* _Task input_
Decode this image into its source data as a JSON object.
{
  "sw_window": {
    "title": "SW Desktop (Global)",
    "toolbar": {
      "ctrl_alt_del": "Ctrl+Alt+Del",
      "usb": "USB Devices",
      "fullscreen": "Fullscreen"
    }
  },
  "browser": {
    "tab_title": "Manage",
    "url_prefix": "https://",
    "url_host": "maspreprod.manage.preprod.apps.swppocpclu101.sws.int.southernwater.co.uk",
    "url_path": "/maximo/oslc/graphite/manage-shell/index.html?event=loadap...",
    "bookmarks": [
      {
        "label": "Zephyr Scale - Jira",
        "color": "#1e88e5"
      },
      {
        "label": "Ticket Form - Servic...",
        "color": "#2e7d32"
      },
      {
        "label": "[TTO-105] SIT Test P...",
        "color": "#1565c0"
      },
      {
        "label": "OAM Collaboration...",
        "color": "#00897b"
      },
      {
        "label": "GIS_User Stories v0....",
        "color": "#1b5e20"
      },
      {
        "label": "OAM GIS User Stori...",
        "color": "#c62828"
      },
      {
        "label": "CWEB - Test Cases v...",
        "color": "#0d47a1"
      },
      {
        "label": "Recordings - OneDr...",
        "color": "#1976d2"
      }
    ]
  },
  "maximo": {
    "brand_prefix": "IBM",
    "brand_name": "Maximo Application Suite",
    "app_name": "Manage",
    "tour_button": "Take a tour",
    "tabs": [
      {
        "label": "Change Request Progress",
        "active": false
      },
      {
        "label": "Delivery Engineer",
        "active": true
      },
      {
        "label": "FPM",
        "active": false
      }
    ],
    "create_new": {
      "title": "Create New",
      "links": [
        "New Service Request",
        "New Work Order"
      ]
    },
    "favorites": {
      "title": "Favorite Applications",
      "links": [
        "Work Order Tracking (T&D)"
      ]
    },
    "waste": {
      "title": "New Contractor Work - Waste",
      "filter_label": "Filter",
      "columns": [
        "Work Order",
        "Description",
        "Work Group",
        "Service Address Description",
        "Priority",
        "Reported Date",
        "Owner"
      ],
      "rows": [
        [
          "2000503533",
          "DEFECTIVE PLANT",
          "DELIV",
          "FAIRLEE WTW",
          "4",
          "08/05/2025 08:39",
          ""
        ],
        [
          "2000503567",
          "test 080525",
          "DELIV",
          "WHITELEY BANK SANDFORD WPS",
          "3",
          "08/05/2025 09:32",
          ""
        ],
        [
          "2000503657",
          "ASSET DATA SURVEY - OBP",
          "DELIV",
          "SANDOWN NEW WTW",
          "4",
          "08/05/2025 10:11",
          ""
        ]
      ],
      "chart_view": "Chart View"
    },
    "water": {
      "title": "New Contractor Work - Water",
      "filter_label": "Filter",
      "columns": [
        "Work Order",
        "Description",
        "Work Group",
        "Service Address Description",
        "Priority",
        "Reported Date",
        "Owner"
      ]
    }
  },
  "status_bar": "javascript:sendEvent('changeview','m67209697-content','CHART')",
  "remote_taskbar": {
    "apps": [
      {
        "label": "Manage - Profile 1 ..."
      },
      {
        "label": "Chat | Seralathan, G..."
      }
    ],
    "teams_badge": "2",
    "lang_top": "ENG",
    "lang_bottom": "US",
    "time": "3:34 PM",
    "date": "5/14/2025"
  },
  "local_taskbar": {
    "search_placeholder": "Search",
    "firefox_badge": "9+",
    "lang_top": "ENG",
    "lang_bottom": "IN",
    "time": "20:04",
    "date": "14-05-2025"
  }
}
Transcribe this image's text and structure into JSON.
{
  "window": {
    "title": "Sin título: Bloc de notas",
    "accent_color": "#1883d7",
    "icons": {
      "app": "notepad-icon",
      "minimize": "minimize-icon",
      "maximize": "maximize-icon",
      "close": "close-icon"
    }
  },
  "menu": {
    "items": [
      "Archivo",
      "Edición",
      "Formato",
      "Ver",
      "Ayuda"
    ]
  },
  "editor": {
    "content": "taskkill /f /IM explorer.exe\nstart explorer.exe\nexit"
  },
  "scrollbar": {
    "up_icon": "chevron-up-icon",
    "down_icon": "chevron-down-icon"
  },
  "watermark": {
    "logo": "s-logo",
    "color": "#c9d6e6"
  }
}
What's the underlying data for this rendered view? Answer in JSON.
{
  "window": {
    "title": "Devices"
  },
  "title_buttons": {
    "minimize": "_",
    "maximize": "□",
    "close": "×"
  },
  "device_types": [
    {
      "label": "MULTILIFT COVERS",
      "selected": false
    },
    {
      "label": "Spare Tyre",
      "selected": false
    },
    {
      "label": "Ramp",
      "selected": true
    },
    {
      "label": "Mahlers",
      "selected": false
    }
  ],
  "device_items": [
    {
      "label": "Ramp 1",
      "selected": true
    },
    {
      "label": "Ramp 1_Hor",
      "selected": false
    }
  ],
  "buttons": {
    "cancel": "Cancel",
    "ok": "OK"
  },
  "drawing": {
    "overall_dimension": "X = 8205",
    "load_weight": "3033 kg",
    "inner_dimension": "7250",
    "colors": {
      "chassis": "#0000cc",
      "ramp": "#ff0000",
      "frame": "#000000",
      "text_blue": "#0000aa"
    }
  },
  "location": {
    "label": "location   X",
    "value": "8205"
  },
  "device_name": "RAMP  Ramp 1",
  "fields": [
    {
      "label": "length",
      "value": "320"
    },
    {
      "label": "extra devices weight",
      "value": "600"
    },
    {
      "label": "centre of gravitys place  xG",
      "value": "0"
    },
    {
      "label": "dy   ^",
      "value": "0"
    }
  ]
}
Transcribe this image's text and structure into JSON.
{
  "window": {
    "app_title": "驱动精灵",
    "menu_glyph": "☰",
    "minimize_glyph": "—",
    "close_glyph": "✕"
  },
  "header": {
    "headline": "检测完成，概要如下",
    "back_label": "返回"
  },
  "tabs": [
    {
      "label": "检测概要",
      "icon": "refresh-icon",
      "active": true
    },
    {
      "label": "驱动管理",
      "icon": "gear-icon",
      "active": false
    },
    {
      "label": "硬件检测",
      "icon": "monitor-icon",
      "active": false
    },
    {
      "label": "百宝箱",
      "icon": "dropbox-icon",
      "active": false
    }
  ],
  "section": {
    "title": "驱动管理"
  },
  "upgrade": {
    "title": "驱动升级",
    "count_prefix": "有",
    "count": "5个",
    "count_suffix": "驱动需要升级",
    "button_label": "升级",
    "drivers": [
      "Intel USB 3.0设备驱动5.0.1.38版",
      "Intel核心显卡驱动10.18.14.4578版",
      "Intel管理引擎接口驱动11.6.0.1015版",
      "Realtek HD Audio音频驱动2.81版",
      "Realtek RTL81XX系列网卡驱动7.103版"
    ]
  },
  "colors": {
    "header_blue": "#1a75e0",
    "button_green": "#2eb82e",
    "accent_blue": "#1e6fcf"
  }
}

* _Direction_
Go over the data above and copy every line that has the word "Work" in it.

* _Full solution_
        "New Work Order"
        "Work Order Tracking (T&D)"
      "title": "New Contractor Work - Waste",
        "Work Order",
        "Work Group",
      "title": "New Contractor Work - Water",
        "Work Order",
        "Work Group",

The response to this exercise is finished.